>> Start
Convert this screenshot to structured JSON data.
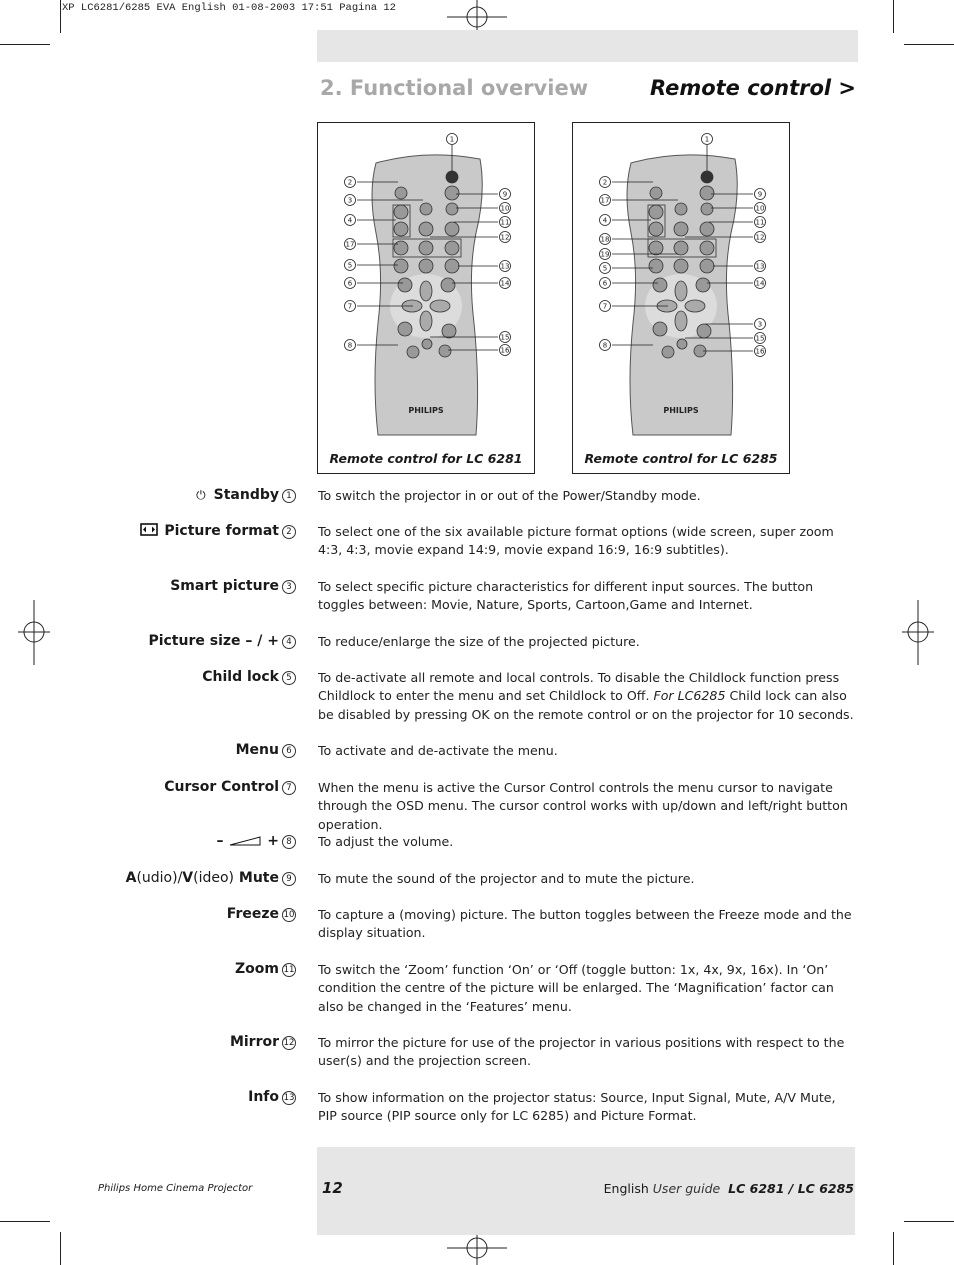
{
  "print_slug": "XP LC6281/6285 EVA English  01-08-2003  17:51  Pagina 12",
  "header": {
    "section_title": "2. Functional overview",
    "page_topic": "Remote control >"
  },
  "remotes": [
    {
      "caption": "Remote control for LC 6281",
      "brand": "PHILIPS",
      "left_callouts": [
        "2",
        "3",
        "4",
        "17",
        "5",
        "6",
        "7",
        "8"
      ],
      "right_callouts": [
        "9",
        "10",
        "11",
        "12",
        "13",
        "14",
        "15",
        "16"
      ],
      "top_callout": "1"
    },
    {
      "caption": "Remote control for LC 6285",
      "brand": "PHILIPS",
      "left_callouts": [
        "2",
        "17",
        "4",
        "18",
        "19",
        "5",
        "6",
        "7",
        "8"
      ],
      "right_callouts": [
        "9",
        "10",
        "11",
        "12",
        "13",
        "14",
        "3",
        "15",
        "16"
      ],
      "top_callout": "1"
    }
  ],
  "functions": [
    {
      "icon": "power-icon",
      "label": "Standby",
      "num": "1",
      "desc": "To switch the projector in or out of the Power/Standby mode."
    },
    {
      "icon": "picture-format-icon",
      "label": "Picture format",
      "num": "2",
      "desc": "To select one of the six available picture format options (wide screen, super zoom 4:3, 4:3, movie expand 14:9, movie expand 16:9, 16:9 subtitles)."
    },
    {
      "label": "Smart picture",
      "num": "3",
      "desc": "To select specific picture characteristics for different input sources. The button toggles between: Movie, Nature, Sports, Cartoon,Game and Internet."
    },
    {
      "label": "Picture size – / +",
      "num": "4",
      "desc": "To reduce/enlarge the size of the projected picture."
    },
    {
      "label": "Child lock",
      "num": "5",
      "desc_a": "To de-activate all remote and local controls. To disable the Childlock function press Childlock to enter the menu and set Childlock to Off. ",
      "desc_em": "For LC6285",
      "desc_b": " Child lock can also be disabled by pressing OK on the remote control or on the projector for 10 seconds."
    },
    {
      "label": "Menu",
      "num": "6",
      "desc": "To activate and de-activate the menu."
    },
    {
      "label": "Cursor Control",
      "num": "7",
      "desc": "When the menu is active the Cursor Control controls the menu cursor to navigate through the OSD menu. The cursor control works with up/down and left/right button operation."
    },
    {
      "icon": "volume-icon",
      "label_minus": "–",
      "label_plus": "+",
      "num": "8",
      "desc": "To adjust the volume."
    },
    {
      "label_a": "A",
      "label_a2": "(udio)/",
      "label_v": "V",
      "label_v2": "(ideo)",
      "label_m": " Mute",
      "num": "9",
      "desc": "To mute the sound of the projector and to mute the picture."
    },
    {
      "label": "Freeze",
      "num": "10",
      "desc": "To capture a (moving) picture. The button toggles between the Freeze mode and the display situation."
    },
    {
      "label": "Zoom",
      "num": "11",
      "desc": "To switch the ‘Zoom’ function ‘On’ or ‘Off (toggle button: 1x, 4x, 9x, 16x). In ‘On’ condition the centre of the picture will be enlarged. The ‘Magnification’ factor can also be changed in the ‘Features’ menu."
    },
    {
      "label": "Mirror",
      "num": "12",
      "desc": "To mirror the picture for use of the projector in various positions with respect to the user(s) and the projection screen."
    },
    {
      "label": "Info",
      "num": "13",
      "desc": "To show information on the projector status: Source, Input Signal, Mute, A/V Mute, PIP source (PIP source only for LC 6285) and Picture Format."
    }
  ],
  "footer": {
    "product": "Philips Home Cinema Projector",
    "page_number": "12",
    "language": "English",
    "guide": "User guide",
    "models": "LC 6281 / LC 6285"
  }
}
>> End
* THE REQUEST *
State the number of lines in these entries that include the string "select". Provide nothing beyond that number.

* SOLUTION FOR THIS PROBLEM *
2